WRITTEN REQUEST
Extract the lines that carry the string "以组为单位" from the listing.
**** RECORDS PROVIDED
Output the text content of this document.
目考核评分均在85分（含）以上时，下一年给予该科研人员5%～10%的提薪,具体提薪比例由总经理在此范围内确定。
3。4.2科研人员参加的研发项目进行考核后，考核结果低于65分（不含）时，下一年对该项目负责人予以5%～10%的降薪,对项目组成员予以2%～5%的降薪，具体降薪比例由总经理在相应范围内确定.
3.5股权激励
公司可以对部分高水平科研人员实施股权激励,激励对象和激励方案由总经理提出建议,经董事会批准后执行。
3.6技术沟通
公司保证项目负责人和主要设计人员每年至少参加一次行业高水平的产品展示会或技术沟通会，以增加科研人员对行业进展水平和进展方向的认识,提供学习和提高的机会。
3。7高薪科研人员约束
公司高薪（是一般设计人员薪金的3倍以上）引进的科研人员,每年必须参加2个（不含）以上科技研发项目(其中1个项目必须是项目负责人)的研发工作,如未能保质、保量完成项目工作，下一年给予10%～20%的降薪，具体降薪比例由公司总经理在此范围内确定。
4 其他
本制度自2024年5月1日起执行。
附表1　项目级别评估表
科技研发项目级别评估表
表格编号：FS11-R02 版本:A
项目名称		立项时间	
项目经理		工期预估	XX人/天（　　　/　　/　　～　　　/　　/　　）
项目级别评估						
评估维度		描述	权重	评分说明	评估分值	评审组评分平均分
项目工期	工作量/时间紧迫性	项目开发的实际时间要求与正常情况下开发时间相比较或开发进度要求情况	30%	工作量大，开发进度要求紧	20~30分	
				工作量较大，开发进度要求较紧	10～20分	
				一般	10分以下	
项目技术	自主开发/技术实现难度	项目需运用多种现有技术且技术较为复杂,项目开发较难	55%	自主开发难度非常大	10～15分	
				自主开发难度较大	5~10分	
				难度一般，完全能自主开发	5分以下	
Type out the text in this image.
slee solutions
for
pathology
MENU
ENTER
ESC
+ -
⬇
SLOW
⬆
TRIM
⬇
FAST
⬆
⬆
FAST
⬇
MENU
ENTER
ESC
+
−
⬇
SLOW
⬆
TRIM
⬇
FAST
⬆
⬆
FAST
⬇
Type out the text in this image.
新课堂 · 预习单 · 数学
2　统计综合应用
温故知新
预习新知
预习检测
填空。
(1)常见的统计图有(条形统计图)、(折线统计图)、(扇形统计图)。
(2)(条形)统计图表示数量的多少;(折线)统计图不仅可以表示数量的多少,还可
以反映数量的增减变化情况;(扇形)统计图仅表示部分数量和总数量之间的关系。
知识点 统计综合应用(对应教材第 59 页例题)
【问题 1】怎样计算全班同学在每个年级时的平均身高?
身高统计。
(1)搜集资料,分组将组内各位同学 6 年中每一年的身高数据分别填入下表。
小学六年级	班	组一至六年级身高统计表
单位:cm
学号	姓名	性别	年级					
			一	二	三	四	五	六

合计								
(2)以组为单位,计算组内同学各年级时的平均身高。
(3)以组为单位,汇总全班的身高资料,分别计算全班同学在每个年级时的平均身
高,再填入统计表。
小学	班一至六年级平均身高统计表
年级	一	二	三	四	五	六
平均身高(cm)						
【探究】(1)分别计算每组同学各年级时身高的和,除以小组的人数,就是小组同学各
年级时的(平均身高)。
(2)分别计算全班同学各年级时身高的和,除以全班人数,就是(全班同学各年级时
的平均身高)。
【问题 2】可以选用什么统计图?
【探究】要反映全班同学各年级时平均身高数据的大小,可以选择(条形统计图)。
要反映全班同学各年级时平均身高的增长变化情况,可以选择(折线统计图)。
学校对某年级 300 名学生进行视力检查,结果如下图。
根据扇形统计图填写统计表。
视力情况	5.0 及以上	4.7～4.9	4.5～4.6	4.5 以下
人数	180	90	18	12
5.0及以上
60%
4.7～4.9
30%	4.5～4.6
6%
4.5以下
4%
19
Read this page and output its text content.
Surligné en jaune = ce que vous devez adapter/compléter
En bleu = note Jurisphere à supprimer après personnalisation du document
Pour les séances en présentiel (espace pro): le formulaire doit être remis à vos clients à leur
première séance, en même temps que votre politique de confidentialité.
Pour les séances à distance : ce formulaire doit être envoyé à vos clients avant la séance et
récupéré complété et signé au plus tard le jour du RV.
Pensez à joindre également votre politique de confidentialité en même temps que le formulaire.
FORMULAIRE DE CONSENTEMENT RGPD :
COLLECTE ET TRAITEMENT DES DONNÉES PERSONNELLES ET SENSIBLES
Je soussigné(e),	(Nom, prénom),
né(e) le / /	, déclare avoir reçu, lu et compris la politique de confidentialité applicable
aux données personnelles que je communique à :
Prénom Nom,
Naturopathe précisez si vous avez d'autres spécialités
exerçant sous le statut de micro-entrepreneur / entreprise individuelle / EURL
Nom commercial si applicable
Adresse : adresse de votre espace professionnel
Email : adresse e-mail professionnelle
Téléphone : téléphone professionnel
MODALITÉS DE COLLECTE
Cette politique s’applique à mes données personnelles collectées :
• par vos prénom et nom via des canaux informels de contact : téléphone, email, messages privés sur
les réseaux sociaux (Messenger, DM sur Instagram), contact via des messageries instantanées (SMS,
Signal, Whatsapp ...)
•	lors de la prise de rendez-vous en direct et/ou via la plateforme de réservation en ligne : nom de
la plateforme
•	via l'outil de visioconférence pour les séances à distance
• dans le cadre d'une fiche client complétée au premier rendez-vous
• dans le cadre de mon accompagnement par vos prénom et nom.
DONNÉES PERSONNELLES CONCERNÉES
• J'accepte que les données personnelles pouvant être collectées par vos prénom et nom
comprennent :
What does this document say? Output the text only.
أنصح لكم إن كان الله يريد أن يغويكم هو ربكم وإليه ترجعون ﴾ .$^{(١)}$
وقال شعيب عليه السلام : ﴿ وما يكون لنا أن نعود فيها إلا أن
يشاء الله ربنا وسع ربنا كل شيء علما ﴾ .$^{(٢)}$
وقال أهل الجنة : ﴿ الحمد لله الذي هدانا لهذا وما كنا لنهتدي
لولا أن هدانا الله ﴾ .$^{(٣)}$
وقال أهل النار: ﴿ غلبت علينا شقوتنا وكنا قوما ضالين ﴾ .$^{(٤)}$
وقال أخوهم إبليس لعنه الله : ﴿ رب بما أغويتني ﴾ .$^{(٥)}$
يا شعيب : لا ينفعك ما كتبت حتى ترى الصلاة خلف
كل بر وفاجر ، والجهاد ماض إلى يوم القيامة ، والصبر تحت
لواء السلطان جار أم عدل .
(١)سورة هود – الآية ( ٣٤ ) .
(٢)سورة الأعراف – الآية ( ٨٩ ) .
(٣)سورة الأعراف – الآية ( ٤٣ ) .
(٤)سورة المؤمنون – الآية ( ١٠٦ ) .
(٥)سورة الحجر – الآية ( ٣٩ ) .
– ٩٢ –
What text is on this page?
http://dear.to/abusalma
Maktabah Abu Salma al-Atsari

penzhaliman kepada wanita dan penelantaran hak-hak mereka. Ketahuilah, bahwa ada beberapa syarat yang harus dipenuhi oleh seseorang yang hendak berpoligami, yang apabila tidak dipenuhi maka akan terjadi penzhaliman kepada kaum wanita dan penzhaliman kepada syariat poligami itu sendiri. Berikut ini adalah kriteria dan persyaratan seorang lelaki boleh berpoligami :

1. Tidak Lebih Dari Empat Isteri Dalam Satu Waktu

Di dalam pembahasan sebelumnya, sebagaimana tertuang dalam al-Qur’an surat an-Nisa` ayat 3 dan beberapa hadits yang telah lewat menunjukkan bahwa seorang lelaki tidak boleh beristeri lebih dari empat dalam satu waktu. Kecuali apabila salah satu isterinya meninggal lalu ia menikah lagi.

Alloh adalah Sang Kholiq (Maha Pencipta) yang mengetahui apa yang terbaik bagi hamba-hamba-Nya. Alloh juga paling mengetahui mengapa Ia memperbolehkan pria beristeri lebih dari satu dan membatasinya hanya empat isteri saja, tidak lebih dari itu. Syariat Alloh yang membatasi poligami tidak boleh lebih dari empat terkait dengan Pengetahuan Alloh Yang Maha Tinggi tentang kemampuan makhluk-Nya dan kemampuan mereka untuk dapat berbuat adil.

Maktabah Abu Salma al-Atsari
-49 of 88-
********
FULL ANSWER
(2)以组为单位,计算组内同学各年级时的平均身高。
(3)以组为单位,汇总全班的身高资料,分别计算全班同学在每个年级时的平均身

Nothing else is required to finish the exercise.